What is asked >> Gather each line of the records where "screenshot" appears.

Extracted records
++++

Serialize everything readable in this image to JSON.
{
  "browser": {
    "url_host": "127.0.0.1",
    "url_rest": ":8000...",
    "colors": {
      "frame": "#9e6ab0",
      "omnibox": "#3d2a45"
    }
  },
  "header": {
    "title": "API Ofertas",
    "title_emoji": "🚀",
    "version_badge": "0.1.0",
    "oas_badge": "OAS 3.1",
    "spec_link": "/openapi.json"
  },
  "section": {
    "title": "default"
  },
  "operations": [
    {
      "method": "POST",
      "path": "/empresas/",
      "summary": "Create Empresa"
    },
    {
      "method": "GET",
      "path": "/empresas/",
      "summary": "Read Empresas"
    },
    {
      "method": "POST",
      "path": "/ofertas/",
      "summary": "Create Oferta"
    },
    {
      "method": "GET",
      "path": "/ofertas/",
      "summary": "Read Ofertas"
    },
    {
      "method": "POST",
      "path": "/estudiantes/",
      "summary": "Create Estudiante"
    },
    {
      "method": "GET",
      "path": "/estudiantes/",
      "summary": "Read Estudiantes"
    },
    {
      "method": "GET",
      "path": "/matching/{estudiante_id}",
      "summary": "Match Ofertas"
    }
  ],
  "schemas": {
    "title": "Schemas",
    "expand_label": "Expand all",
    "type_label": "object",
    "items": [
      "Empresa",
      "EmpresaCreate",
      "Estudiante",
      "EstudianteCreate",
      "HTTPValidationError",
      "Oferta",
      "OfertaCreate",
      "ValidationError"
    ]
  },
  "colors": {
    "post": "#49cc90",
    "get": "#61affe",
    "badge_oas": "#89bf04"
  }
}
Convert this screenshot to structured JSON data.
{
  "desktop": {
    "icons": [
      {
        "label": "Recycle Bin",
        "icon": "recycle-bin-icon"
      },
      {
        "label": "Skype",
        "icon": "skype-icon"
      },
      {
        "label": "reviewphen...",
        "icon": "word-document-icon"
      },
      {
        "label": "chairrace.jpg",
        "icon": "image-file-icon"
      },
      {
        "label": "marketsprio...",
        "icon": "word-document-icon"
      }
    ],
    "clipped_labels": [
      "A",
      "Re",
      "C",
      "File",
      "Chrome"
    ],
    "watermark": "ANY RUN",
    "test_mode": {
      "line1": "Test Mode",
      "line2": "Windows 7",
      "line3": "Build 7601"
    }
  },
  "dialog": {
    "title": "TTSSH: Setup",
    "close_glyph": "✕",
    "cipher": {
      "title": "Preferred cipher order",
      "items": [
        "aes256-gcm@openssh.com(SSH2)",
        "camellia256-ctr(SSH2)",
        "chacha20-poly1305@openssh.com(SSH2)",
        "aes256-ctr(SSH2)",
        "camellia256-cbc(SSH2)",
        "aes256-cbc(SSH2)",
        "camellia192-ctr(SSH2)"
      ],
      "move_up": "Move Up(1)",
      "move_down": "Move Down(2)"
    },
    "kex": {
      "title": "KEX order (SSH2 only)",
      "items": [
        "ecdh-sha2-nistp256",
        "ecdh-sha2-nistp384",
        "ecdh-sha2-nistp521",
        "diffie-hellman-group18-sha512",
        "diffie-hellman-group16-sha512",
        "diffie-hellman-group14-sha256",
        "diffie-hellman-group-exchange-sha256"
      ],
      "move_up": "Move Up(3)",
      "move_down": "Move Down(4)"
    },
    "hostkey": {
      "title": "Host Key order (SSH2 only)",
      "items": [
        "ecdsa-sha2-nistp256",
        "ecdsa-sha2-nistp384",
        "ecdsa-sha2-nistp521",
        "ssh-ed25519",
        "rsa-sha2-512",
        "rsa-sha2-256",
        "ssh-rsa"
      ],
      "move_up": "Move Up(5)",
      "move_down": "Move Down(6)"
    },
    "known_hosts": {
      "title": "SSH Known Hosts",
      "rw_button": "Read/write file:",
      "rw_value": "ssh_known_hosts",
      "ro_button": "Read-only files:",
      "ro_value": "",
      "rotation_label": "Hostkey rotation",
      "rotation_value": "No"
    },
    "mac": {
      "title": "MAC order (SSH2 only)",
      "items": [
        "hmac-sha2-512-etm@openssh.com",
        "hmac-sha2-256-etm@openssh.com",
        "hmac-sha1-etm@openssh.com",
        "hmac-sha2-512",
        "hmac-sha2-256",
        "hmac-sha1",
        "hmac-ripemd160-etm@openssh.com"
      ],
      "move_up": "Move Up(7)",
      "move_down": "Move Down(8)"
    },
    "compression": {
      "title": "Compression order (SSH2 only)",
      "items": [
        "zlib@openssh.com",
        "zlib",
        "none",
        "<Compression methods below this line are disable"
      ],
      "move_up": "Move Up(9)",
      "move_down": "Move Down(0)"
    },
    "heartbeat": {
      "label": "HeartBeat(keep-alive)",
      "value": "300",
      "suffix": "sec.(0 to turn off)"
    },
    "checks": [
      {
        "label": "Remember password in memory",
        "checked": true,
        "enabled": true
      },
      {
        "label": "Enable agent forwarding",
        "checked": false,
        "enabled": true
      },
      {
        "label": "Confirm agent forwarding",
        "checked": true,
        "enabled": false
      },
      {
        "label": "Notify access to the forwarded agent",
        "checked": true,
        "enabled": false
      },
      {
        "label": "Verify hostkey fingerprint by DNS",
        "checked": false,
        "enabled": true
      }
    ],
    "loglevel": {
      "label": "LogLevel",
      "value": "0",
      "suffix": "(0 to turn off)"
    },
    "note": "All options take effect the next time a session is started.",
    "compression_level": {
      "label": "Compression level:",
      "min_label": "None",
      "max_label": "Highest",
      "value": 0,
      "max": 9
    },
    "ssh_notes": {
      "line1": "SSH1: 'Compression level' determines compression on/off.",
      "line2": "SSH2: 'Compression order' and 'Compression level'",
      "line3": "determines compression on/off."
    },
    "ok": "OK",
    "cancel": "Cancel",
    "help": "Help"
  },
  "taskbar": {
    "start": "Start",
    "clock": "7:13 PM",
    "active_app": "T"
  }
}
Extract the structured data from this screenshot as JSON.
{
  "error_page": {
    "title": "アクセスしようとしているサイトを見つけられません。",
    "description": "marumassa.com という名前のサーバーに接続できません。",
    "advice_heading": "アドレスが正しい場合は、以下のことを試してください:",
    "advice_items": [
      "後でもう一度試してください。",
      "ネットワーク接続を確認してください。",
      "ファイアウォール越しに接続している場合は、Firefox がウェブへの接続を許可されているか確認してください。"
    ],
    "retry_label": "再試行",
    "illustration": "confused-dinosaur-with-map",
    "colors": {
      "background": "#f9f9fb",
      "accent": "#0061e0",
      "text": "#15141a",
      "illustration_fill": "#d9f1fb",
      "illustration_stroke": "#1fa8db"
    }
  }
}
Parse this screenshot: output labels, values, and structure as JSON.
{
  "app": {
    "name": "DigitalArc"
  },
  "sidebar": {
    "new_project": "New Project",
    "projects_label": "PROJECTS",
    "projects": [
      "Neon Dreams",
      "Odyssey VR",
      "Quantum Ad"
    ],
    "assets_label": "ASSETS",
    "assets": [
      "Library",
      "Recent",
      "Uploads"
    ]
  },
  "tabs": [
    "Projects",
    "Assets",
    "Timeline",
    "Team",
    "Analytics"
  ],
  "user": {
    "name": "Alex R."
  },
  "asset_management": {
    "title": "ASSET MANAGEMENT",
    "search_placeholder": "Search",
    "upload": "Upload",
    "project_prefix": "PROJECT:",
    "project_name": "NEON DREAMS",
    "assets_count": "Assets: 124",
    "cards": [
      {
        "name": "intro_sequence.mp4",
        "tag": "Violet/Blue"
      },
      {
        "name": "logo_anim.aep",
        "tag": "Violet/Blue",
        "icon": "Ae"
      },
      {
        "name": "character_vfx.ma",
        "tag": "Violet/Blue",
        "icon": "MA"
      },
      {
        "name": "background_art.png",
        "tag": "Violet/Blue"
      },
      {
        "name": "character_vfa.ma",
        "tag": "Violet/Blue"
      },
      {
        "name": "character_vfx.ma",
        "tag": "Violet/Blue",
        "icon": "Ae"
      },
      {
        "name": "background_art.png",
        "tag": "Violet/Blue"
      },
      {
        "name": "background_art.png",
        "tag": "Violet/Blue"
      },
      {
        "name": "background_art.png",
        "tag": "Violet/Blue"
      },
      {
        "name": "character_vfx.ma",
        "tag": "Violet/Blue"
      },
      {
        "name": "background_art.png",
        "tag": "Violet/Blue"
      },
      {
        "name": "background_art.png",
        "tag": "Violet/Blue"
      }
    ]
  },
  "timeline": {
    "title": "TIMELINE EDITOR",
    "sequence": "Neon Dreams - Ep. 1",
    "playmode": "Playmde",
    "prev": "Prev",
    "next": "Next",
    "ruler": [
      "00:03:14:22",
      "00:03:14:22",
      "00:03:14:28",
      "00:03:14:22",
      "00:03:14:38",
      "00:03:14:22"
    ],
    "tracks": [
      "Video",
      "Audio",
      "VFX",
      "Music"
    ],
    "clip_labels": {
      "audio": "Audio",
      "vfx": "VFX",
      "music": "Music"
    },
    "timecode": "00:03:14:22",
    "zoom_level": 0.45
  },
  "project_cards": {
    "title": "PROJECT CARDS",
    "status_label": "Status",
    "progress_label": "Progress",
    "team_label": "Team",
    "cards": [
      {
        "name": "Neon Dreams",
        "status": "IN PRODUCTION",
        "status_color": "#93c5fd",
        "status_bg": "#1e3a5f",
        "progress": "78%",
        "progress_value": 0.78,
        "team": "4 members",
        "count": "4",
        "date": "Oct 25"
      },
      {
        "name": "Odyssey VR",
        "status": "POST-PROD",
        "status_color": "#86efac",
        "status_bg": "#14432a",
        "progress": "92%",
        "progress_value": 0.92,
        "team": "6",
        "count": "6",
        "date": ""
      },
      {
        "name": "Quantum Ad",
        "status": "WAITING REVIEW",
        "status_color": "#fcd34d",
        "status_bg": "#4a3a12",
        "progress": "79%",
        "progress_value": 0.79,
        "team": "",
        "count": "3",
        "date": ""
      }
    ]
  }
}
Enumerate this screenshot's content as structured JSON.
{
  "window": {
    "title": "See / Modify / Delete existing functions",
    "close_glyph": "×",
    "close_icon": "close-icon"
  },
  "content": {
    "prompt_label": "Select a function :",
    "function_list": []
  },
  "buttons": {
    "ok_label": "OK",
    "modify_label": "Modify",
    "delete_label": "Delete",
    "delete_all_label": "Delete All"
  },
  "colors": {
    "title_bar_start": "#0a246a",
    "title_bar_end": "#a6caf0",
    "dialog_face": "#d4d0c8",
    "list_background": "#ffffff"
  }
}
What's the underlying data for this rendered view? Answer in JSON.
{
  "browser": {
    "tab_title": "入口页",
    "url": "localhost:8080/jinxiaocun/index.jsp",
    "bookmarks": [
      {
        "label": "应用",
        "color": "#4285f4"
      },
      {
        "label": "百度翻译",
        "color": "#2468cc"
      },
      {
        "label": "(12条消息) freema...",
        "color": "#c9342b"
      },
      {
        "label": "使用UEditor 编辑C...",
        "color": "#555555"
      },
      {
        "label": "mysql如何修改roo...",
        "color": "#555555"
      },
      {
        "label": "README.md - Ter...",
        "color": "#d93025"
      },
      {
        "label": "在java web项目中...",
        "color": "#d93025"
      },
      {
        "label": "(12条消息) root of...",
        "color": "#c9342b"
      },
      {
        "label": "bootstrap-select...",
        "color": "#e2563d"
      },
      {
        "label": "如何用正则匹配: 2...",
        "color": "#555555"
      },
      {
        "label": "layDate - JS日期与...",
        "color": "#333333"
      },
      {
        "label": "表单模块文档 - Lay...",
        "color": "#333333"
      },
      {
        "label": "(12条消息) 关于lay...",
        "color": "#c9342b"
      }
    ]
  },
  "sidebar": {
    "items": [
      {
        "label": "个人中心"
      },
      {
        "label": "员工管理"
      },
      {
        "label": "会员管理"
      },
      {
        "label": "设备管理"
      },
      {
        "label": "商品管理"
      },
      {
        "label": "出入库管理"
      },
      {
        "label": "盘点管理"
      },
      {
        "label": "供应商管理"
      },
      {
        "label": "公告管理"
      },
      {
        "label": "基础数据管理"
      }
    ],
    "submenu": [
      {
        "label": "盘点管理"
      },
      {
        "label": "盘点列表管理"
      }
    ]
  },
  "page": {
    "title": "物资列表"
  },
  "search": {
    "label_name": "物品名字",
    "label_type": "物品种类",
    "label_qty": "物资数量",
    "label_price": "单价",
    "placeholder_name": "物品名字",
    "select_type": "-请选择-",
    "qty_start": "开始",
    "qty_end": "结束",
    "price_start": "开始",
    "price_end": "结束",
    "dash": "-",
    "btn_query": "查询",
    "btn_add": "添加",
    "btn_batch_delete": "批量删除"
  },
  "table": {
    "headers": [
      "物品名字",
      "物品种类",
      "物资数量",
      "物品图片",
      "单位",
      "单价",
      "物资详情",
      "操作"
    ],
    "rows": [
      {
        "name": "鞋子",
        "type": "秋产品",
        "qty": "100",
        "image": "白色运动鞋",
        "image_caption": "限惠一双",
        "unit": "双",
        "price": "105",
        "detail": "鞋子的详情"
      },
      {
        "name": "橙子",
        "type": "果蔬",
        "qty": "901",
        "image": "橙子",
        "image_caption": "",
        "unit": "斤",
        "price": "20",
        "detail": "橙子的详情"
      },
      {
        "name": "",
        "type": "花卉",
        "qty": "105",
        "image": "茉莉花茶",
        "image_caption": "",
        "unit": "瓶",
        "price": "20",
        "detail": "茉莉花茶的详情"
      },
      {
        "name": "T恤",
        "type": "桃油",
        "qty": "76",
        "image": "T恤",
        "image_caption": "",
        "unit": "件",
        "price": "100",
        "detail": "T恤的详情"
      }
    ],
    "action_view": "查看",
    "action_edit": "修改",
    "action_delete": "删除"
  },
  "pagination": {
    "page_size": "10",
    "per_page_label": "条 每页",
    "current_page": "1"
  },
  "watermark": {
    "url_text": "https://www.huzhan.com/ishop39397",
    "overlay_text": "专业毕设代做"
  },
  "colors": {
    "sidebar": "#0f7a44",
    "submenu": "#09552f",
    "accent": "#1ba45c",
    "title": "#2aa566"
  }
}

++++

Solution >>
Convert this screenshot to structured JSON data.
Extract the structured data from this screenshot as JSON.
Parse this screenshot: output labels, values, and structure as JSON.
Enumerate this screenshot's content as structured JSON.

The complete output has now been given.